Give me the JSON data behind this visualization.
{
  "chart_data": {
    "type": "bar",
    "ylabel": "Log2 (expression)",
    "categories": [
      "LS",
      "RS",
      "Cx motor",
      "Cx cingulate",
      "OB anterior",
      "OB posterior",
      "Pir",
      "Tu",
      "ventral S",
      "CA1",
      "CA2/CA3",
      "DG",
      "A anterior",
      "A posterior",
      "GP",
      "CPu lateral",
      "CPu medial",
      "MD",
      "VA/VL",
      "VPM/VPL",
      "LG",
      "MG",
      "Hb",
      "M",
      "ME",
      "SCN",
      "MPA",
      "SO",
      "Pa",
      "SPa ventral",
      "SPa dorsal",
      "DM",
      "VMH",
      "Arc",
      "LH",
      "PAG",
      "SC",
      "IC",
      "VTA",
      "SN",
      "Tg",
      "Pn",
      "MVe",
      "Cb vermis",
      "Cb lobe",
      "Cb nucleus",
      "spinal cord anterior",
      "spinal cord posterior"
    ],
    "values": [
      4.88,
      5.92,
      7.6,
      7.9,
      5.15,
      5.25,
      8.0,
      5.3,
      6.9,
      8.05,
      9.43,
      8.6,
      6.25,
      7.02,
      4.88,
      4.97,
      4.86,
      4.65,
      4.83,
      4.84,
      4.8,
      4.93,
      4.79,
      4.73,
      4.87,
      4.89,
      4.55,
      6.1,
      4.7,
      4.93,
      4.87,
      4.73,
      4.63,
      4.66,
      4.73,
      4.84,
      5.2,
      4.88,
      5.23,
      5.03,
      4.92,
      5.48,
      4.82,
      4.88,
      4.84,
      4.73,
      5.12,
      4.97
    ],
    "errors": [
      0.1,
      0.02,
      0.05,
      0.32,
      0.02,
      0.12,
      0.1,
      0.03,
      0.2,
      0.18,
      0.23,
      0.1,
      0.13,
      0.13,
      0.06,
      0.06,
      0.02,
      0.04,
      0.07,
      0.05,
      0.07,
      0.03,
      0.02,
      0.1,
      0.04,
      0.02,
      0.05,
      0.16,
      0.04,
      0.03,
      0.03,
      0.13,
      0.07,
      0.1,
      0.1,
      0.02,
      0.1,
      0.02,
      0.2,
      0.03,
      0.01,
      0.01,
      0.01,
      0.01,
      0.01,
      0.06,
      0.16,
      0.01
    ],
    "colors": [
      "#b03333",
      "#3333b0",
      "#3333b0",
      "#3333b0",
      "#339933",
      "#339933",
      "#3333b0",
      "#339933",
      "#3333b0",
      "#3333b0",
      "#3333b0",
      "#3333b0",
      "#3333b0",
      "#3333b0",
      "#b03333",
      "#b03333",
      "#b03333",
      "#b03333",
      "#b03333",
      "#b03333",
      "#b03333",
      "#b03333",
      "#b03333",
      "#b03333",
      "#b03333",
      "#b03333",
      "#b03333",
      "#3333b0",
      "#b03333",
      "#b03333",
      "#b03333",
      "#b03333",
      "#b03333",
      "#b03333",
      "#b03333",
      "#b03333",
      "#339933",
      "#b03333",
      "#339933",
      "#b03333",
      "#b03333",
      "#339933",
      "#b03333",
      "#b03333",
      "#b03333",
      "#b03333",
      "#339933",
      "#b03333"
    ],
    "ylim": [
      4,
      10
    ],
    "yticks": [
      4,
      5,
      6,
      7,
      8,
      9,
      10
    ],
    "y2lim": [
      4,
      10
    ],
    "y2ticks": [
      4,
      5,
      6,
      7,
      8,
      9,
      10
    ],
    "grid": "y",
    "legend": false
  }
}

+ + + +

Goal of the exercise: Select and copy every line from the records that includes the word "posterior".

Answer to the problem:
      "OB posterior",
      "A posterior",
      "spinal cord posterior"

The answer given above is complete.